Read through the entries below and copy each line where "text" turns up.

◆ **Information supplied**:
[Start of Attachment]
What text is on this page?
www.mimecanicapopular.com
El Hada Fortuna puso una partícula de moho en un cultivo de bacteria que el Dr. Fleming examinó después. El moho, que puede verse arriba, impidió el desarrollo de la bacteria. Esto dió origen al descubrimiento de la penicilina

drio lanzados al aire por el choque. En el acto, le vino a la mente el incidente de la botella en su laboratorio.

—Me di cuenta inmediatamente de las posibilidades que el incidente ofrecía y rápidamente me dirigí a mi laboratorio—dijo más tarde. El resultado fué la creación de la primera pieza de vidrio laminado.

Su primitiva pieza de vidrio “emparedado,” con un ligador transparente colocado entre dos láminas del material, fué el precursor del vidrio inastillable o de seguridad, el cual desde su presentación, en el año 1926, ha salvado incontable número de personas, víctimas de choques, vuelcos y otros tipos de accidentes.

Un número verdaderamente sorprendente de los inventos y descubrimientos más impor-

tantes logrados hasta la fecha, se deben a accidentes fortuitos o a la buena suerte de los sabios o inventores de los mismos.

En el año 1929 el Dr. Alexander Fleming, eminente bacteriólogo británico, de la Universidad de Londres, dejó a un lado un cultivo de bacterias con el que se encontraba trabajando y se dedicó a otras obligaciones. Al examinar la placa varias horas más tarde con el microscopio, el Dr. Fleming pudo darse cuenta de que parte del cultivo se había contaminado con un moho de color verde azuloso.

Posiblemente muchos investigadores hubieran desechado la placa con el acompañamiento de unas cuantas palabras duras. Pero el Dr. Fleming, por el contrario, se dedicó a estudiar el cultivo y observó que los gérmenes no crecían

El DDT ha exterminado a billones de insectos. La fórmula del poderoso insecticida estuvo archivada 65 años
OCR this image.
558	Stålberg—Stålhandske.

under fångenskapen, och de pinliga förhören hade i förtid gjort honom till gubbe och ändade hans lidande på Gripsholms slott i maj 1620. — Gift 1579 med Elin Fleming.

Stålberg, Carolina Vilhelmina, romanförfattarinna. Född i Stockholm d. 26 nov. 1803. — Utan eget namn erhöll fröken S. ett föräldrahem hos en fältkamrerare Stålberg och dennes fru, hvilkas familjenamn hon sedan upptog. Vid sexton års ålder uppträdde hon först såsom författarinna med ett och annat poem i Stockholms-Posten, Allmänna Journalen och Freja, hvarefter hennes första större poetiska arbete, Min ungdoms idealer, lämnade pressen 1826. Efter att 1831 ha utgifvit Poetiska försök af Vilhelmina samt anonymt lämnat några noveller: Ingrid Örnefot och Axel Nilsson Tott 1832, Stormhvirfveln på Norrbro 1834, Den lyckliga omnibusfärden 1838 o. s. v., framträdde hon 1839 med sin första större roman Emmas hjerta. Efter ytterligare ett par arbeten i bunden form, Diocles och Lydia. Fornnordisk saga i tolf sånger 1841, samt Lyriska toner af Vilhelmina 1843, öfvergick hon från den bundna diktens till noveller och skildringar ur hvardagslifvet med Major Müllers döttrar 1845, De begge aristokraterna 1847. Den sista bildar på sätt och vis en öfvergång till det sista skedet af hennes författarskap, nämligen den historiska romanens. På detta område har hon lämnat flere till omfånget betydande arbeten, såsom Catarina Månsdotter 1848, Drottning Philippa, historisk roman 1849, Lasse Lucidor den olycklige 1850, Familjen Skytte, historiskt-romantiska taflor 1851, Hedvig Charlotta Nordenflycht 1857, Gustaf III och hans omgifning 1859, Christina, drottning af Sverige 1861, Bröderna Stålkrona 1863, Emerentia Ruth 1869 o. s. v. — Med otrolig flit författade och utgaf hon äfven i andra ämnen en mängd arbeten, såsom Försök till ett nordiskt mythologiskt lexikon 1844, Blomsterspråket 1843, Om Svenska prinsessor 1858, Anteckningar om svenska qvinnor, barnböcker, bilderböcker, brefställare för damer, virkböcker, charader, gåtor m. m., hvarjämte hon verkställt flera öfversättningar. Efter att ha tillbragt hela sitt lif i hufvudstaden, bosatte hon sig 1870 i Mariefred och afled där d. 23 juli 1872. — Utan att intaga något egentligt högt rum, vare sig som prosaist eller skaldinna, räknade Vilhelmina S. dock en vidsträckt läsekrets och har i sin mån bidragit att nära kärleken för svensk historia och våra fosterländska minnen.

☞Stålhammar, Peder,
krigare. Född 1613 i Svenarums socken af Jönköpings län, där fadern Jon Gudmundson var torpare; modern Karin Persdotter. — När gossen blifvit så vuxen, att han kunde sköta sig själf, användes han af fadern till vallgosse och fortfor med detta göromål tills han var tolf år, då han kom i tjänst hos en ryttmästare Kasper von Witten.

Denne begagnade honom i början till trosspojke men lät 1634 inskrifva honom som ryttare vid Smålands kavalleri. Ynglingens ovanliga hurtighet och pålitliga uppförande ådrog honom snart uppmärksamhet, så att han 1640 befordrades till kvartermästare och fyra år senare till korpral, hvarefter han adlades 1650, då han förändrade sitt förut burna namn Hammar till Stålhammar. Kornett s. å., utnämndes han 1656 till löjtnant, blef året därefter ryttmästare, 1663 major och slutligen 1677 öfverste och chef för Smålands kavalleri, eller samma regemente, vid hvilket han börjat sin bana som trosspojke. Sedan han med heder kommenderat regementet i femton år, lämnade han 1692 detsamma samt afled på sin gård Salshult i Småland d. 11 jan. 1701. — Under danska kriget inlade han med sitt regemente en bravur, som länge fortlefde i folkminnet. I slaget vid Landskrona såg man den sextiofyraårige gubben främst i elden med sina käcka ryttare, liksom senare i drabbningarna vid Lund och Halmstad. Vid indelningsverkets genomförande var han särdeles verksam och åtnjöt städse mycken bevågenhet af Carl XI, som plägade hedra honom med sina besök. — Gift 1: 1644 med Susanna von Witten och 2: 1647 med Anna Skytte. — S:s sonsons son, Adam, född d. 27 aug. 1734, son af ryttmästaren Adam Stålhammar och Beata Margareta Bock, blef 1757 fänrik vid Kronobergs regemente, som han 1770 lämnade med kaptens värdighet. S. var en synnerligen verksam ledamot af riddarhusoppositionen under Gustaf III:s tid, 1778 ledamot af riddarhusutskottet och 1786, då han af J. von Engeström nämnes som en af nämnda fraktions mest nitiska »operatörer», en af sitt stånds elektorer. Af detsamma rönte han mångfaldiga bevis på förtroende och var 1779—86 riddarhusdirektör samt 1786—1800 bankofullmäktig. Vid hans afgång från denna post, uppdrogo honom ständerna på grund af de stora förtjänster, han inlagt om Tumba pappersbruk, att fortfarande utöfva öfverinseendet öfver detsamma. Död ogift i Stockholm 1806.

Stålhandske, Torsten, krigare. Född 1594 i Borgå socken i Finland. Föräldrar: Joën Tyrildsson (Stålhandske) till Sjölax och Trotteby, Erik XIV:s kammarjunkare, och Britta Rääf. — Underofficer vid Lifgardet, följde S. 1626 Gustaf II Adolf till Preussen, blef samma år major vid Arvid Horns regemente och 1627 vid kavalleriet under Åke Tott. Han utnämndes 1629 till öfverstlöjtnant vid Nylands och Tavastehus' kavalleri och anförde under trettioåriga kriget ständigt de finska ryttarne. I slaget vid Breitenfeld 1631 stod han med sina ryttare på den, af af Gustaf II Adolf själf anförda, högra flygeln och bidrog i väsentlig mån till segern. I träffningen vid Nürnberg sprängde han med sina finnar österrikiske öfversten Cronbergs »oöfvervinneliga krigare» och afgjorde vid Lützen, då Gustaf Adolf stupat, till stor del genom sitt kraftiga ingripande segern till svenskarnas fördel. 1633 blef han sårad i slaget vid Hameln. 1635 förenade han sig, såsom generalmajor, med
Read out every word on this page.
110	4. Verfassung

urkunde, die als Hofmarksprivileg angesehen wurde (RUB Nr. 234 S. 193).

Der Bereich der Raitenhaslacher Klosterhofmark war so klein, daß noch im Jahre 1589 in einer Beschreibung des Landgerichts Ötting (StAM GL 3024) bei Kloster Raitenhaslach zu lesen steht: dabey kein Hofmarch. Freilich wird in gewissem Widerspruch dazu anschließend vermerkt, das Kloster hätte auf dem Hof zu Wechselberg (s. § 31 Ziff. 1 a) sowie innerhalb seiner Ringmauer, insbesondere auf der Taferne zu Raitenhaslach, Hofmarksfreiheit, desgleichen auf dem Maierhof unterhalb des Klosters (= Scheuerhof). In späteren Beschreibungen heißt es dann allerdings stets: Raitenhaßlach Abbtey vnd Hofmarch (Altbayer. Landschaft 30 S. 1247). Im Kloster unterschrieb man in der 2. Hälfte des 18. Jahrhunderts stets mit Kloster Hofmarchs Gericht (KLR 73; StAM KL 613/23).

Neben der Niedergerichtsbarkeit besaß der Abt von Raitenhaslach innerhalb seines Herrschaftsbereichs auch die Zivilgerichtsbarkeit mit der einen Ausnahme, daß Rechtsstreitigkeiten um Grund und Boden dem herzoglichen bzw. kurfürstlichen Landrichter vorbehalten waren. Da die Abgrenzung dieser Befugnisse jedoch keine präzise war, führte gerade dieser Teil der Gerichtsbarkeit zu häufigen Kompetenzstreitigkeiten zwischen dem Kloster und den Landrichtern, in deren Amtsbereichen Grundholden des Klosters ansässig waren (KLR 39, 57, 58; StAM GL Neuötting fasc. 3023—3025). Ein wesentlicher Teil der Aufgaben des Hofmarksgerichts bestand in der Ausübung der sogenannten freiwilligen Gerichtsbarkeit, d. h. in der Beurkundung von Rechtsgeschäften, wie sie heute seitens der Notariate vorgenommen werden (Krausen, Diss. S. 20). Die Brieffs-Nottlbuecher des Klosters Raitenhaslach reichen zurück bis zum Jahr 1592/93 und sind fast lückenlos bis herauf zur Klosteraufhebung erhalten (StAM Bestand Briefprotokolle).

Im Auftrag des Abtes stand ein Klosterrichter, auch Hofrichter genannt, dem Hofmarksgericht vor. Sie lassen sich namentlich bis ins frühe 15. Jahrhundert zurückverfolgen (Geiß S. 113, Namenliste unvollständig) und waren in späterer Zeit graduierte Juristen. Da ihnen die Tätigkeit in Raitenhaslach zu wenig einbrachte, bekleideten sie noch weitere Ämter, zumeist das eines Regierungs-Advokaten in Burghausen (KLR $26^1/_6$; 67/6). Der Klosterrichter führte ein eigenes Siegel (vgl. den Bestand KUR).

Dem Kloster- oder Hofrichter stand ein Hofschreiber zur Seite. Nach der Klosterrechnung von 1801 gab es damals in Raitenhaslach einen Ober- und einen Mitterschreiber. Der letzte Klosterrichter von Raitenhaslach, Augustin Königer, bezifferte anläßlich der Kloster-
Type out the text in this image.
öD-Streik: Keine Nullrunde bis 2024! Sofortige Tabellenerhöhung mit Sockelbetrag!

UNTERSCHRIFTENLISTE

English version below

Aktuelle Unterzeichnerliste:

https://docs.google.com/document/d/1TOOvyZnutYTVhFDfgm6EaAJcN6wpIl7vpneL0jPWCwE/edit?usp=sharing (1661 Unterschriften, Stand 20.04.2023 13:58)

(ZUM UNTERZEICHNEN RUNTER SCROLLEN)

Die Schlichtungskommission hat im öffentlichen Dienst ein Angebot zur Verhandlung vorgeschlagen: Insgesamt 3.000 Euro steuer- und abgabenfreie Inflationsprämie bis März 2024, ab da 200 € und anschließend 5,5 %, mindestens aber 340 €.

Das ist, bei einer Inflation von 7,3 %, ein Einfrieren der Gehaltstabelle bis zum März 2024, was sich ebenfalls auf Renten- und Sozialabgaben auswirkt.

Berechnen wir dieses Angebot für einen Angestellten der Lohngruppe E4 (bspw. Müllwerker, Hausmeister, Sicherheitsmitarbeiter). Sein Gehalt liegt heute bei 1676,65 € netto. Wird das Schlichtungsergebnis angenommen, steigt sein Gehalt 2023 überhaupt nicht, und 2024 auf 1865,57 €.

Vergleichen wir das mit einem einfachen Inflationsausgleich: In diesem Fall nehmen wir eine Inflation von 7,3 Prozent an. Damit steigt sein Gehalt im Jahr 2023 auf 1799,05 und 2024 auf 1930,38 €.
[End of Attachment]
◆ **Reply**:
What text is on this page?
Type out the text in this image.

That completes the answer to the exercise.